* [Data entries]:
::::::::::

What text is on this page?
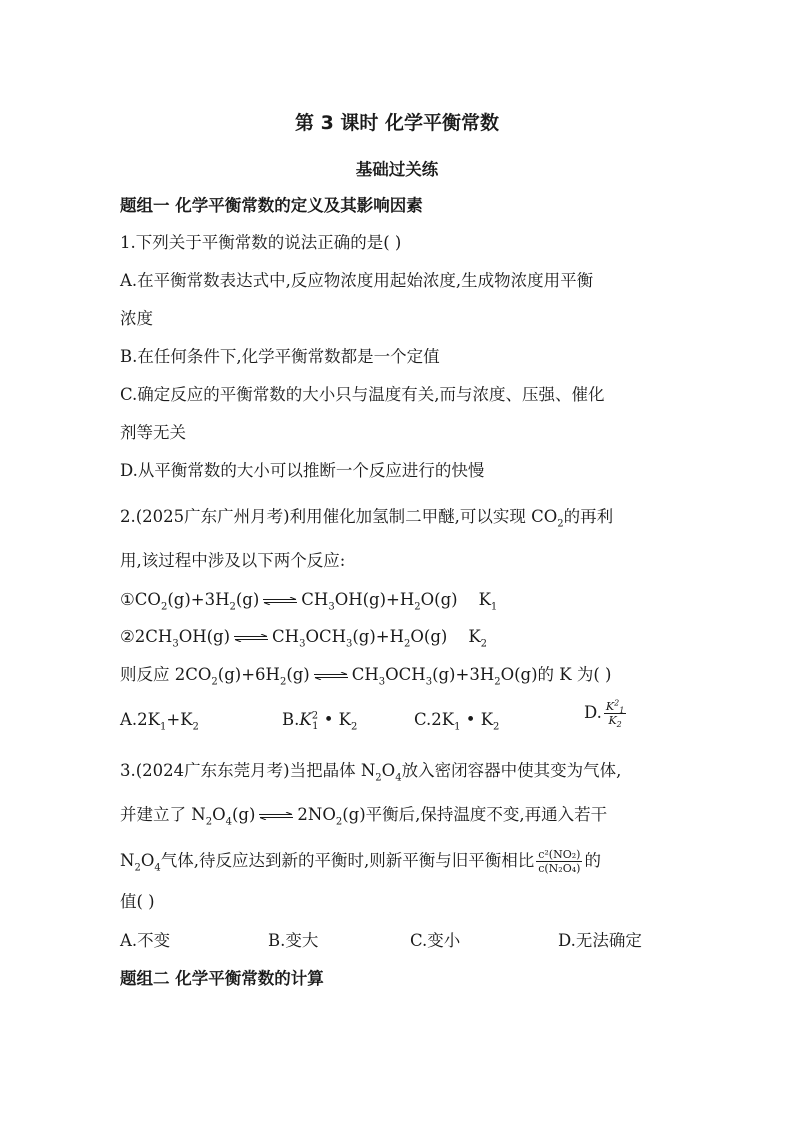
第 3 课时 化学平衡常数
基础过关练
题组一 化学平衡常数的定义及其影响因素
1.下列关于平衡常数的说法正确的是( )
A.在平衡常数表达式中,反应物浓度用起始浓度,生成物浓度用平衡
浓度
B.在任何条件下,化学平衡常数都是一个定值
C.确定反应的平衡常数的大小只与温度有关,而与浓度、压强、催化
剂等无关
D.从平衡常数的大小可以推断一个反应进行的快慢
2.(2025广东广州月考)利用催化加氢制二甲醚,可以实现 $CO_2$的再利
用,该过程中涉及以下两个反应:
$①CO_2(g)+3H_2(g)$ ⇌ $CH_3OH(g)+H_2O(g)$ $K_1$
$②2CH_3OH(g)$ ⇌ $CH_3OCH_3(g)+H_2O(g)$ $K_2$
则反应 $2CO_2(g)+6H_2(g)$ ⇌ $CH_3OCH_3(g)+3H_2O(g)$的 K 为( )
$A.2K_1+K_2$	$B.K^2_1$ • $K_2$	$C.2K_1$ • $K_2$
D. $\frac{K^2_1}{K_2}$
3.(2024广东东莞月考)当把晶体 $N_2O_4$放入密闭容器中使其变为气体,
并建立了 $N_2O_4(g)$ ⇌ $2NO_2(g)$平衡后,保持温度不变,再通入若干
$N_2O_4$气体,待反应达到新的平衡时,则新平衡与旧平衡相比 $\frac{\text{c²(NO₂)}}{\text{c(N₂O₄)}}$ 的
值( )
A.不变	B.变大	C.变小	D.无法确定
题组二 化学平衡常数的计算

::::::::::

* [Task instructions]: State the number of lines in the data that include the string "text", and add nothing else.

* [Result of the exercise]: 2